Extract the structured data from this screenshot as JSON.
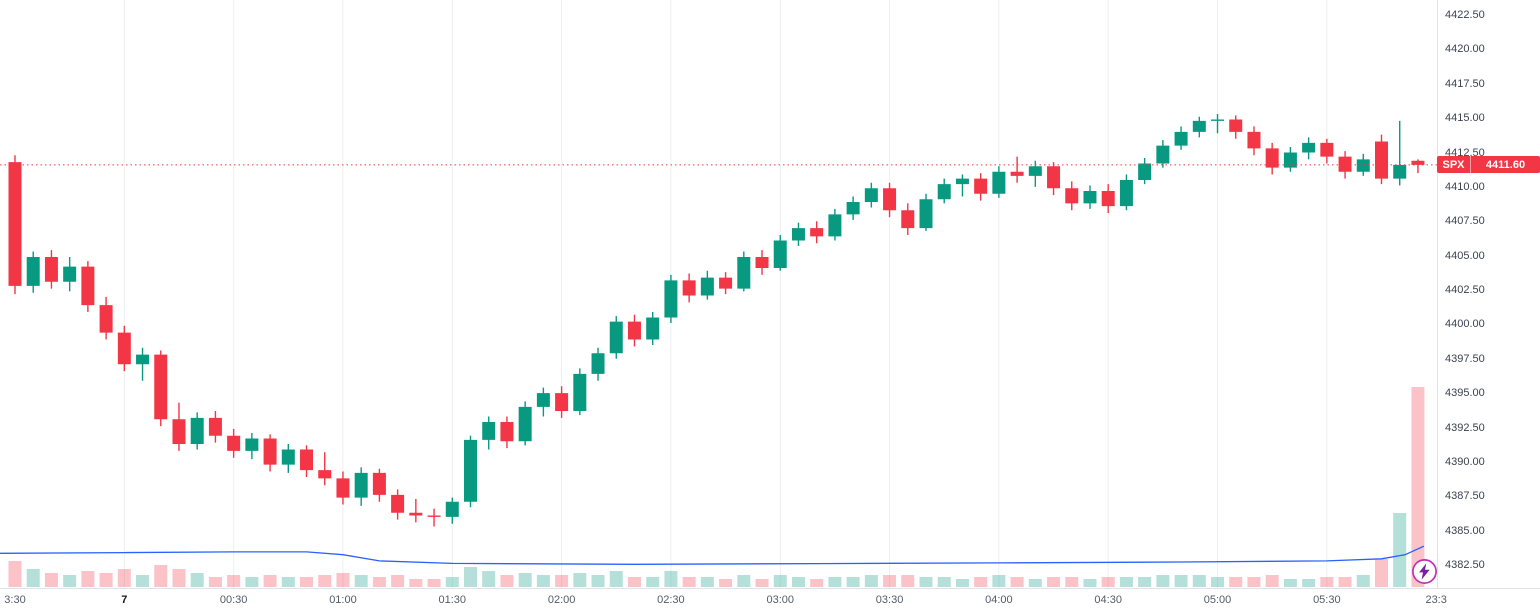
{
  "chart_data": {
    "type": "candlestick",
    "symbol": "SPX",
    "last_price": 4411.6,
    "last_price_str": "4411.60",
    "price_line": {
      "value": 4411.6,
      "style": "dotted"
    },
    "colors": {
      "up": "#089981",
      "down": "#F23645",
      "vol_up": "rgba(8,153,129,0.30)",
      "vol_down": "rgba(242,54,69,0.30)",
      "grid": "#edeff4",
      "overlay_line": "#2962FF",
      "price_line": "#F23645"
    },
    "y_axis": {
      "tick_values": [
        4422.5,
        4420,
        4417.5,
        4415,
        4412.5,
        4410,
        4407.5,
        4405,
        4402.5,
        4400,
        4397.5,
        4395,
        4392.5,
        4390,
        4387.5,
        4385,
        4382.5
      ],
      "tick_labels": [
        "4422.50",
        "4420.00",
        "4417.50",
        "4415.00",
        "4412.50",
        "4410.00",
        "4407.50",
        "4405.00",
        "4402.50",
        "4400.00",
        "4397.50",
        "4395.00",
        "4392.50",
        "4390.00",
        "4387.50",
        "4385.00",
        "4382.50"
      ]
    },
    "x_axis": {
      "labels": [
        {
          "text": "3:30",
          "index": 0
        },
        {
          "text": "7",
          "index": 6,
          "day_marker": true
        },
        {
          "text": "00:30",
          "index": 12
        },
        {
          "text": "01:00",
          "index": 18
        },
        {
          "text": "01:30",
          "index": 24
        },
        {
          "text": "02:00",
          "index": 30
        },
        {
          "text": "02:30",
          "index": 36
        },
        {
          "text": "03:00",
          "index": 42
        },
        {
          "text": "03:30",
          "index": 48
        },
        {
          "text": "04:00",
          "index": 54
        },
        {
          "text": "04:30",
          "index": 60
        },
        {
          "text": "05:00",
          "index": 66
        },
        {
          "text": "05:30",
          "index": 72
        },
        {
          "text": "23:3",
          "index": 78
        }
      ]
    },
    "bar_fields": [
      "time",
      "open",
      "high",
      "low",
      "close",
      "volume"
    ],
    "bars": [
      [
        "23:30",
        4411.8,
        4412.3,
        4402.2,
        4402.8,
        13
      ],
      [
        "23:35",
        4402.8,
        4405.3,
        4402.3,
        4404.9,
        9
      ],
      [
        "23:40",
        4404.9,
        4405.4,
        4402.6,
        4403.1,
        7
      ],
      [
        "23:45",
        4403.1,
        4404.9,
        4402.4,
        4404.2,
        6
      ],
      [
        "23:50",
        4404.2,
        4404.6,
        4400.9,
        4401.4,
        8
      ],
      [
        "23:55",
        4401.4,
        4402.0,
        4398.9,
        4399.4,
        7
      ],
      [
        "00:00",
        4399.4,
        4399.9,
        4396.6,
        4397.1,
        9
      ],
      [
        "00:05",
        4397.1,
        4398.3,
        4395.9,
        4397.8,
        6
      ],
      [
        "00:10",
        4397.8,
        4398.1,
        4392.6,
        4393.1,
        11
      ],
      [
        "00:15",
        4393.1,
        4394.3,
        4390.8,
        4391.3,
        9
      ],
      [
        "00:20",
        4391.3,
        4393.6,
        4390.9,
        4393.2,
        7
      ],
      [
        "00:25",
        4393.2,
        4393.7,
        4391.4,
        4391.9,
        5
      ],
      [
        "00:30",
        4391.9,
        4392.4,
        4390.3,
        4390.8,
        6
      ],
      [
        "00:35",
        4390.8,
        4392.1,
        4390.2,
        4391.7,
        5
      ],
      [
        "00:40",
        4391.7,
        4392.0,
        4389.3,
        4389.8,
        6
      ],
      [
        "00:45",
        4389.8,
        4391.3,
        4389.2,
        4390.9,
        5
      ],
      [
        "00:50",
        4390.9,
        4391.2,
        4388.9,
        4389.4,
        5
      ],
      [
        "00:55",
        4389.4,
        4390.7,
        4388.3,
        4388.8,
        6
      ],
      [
        "01:00",
        4388.8,
        4389.3,
        4386.9,
        4387.4,
        7
      ],
      [
        "01:05",
        4387.4,
        4389.6,
        4386.8,
        4389.2,
        6
      ],
      [
        "01:10",
        4389.2,
        4389.5,
        4387.1,
        4387.6,
        5
      ],
      [
        "01:15",
        4387.6,
        4388.0,
        4385.8,
        4386.3,
        6
      ],
      [
        "01:20",
        4386.3,
        4387.3,
        4385.6,
        4386.1,
        4
      ],
      [
        "01:25",
        4386.1,
        4386.6,
        4385.3,
        4386.0,
        4
      ],
      [
        "01:30",
        4386.0,
        4387.4,
        4385.5,
        4387.1,
        5
      ],
      [
        "01:35",
        4387.1,
        4391.9,
        4386.7,
        4391.6,
        10
      ],
      [
        "01:40",
        4391.6,
        4393.3,
        4390.9,
        4392.9,
        8
      ],
      [
        "01:45",
        4392.9,
        4393.3,
        4391.0,
        4391.5,
        6
      ],
      [
        "01:50",
        4391.5,
        4394.4,
        4391.2,
        4394.0,
        7
      ],
      [
        "01:55",
        4394.0,
        4395.4,
        4393.3,
        4395.0,
        6
      ],
      [
        "02:00",
        4395.0,
        4395.5,
        4393.2,
        4393.7,
        6
      ],
      [
        "02:05",
        4393.7,
        4396.8,
        4393.4,
        4396.4,
        7
      ],
      [
        "02:10",
        4396.4,
        4398.3,
        4395.9,
        4397.9,
        6
      ],
      [
        "02:15",
        4397.9,
        4400.6,
        4397.5,
        4400.2,
        8
      ],
      [
        "02:20",
        4400.2,
        4400.7,
        4398.4,
        4398.9,
        5
      ],
      [
        "02:25",
        4398.9,
        4400.9,
        4398.5,
        4400.5,
        5
      ],
      [
        "02:30",
        4400.5,
        4403.6,
        4400.1,
        4403.2,
        8
      ],
      [
        "02:35",
        4403.2,
        4403.7,
        4401.6,
        4402.1,
        5
      ],
      [
        "02:40",
        4402.1,
        4403.9,
        4401.8,
        4403.4,
        5
      ],
      [
        "02:45",
        4403.4,
        4403.8,
        4402.2,
        4402.6,
        4
      ],
      [
        "02:50",
        4402.6,
        4405.3,
        4402.4,
        4404.9,
        6
      ],
      [
        "02:55",
        4404.9,
        4405.4,
        4403.6,
        4404.1,
        4
      ],
      [
        "03:00",
        4404.1,
        4406.5,
        4403.9,
        4406.1,
        6
      ],
      [
        "03:05",
        4406.1,
        4407.4,
        4405.7,
        4407.0,
        5
      ],
      [
        "03:10",
        4407.0,
        4407.5,
        4405.9,
        4406.4,
        4
      ],
      [
        "03:15",
        4406.4,
        4408.4,
        4406.1,
        4408.0,
        5
      ],
      [
        "03:20",
        4408.0,
        4409.3,
        4407.6,
        4408.9,
        5
      ],
      [
        "03:25",
        4408.9,
        4410.3,
        4408.5,
        4409.9,
        6
      ],
      [
        "03:30",
        4409.9,
        4410.3,
        4407.8,
        4408.3,
        6
      ],
      [
        "03:35",
        4408.3,
        4408.8,
        4406.5,
        4407.0,
        6
      ],
      [
        "03:40",
        4407.0,
        4409.5,
        4406.8,
        4409.1,
        5
      ],
      [
        "03:45",
        4409.1,
        4410.6,
        4408.8,
        4410.2,
        5
      ],
      [
        "03:50",
        4410.2,
        4410.9,
        4409.3,
        4410.6,
        4
      ],
      [
        "03:55",
        4410.6,
        4411.0,
        4409.0,
        4409.5,
        5
      ],
      [
        "04:00",
        4409.5,
        4411.5,
        4409.2,
        4411.1,
        6
      ],
      [
        "04:05",
        4411.1,
        4412.2,
        4410.3,
        4410.8,
        5
      ],
      [
        "04:10",
        4410.8,
        4411.9,
        4410.0,
        4411.5,
        4
      ],
      [
        "04:15",
        4411.5,
        4411.8,
        4409.4,
        4409.9,
        5
      ],
      [
        "04:20",
        4409.9,
        4410.4,
        4408.3,
        4408.8,
        5
      ],
      [
        "04:25",
        4408.8,
        4410.1,
        4408.4,
        4409.7,
        4
      ],
      [
        "04:30",
        4409.7,
        4410.2,
        4408.1,
        4408.6,
        5
      ],
      [
        "04:35",
        4408.6,
        4410.9,
        4408.3,
        4410.5,
        5
      ],
      [
        "04:40",
        4410.5,
        4412.1,
        4410.2,
        4411.7,
        5
      ],
      [
        "04:45",
        4411.7,
        4413.4,
        4411.4,
        4413.0,
        6
      ],
      [
        "04:50",
        4413.0,
        4414.4,
        4412.7,
        4414.0,
        6
      ],
      [
        "04:55",
        4414.0,
        4415.1,
        4413.6,
        4414.8,
        6
      ],
      [
        "05:00",
        4414.8,
        4415.3,
        4413.9,
        4414.9,
        5
      ],
      [
        "05:05",
        4414.9,
        4415.2,
        4413.5,
        4414.0,
        5
      ],
      [
        "05:10",
        4414.0,
        4414.4,
        4412.3,
        4412.8,
        5
      ],
      [
        "05:15",
        4412.8,
        4413.2,
        4410.9,
        4411.4,
        6
      ],
      [
        "05:20",
        4411.4,
        4412.9,
        4411.1,
        4412.5,
        4
      ],
      [
        "05:25",
        4412.5,
        4413.6,
        4412.0,
        4413.2,
        4
      ],
      [
        "05:30",
        4413.2,
        4413.5,
        4411.7,
        4412.2,
        5
      ],
      [
        "05:35",
        4412.2,
        4412.6,
        4410.6,
        4411.1,
        5
      ],
      [
        "05:40",
        4411.1,
        4412.4,
        4410.8,
        4412.0,
        6
      ],
      [
        "05:45",
        4413.3,
        4413.8,
        4410.2,
        4410.6,
        14
      ],
      [
        "05:50",
        4410.6,
        4414.8,
        4410.1,
        4411.6,
        37
      ],
      [
        "05:55",
        4411.9,
        4412.0,
        4411.0,
        4411.6,
        100
      ]
    ],
    "overlay_line": {
      "points": [
        [
          -0.8,
          4383.35
        ],
        [
          6,
          4383.4
        ],
        [
          12,
          4383.45
        ],
        [
          16,
          4383.45
        ],
        [
          18,
          4383.25
        ],
        [
          20,
          4382.8
        ],
        [
          24,
          4382.62
        ],
        [
          34,
          4382.55
        ],
        [
          44,
          4382.6
        ],
        [
          54,
          4382.65
        ],
        [
          64,
          4382.72
        ],
        [
          72,
          4382.8
        ],
        [
          75,
          4382.95
        ],
        [
          76.3,
          4383.25
        ],
        [
          77.3,
          4383.85
        ]
      ]
    }
  },
  "widgets": {
    "lightning_ring_color": "#c22fb3",
    "lightning_bolt_color": "#7a1fa2"
  }
}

YOUR GOAL |
Report how many lines of the entries hold the word "rgba". Nothing else is needed.

TASK OUTPUT |
2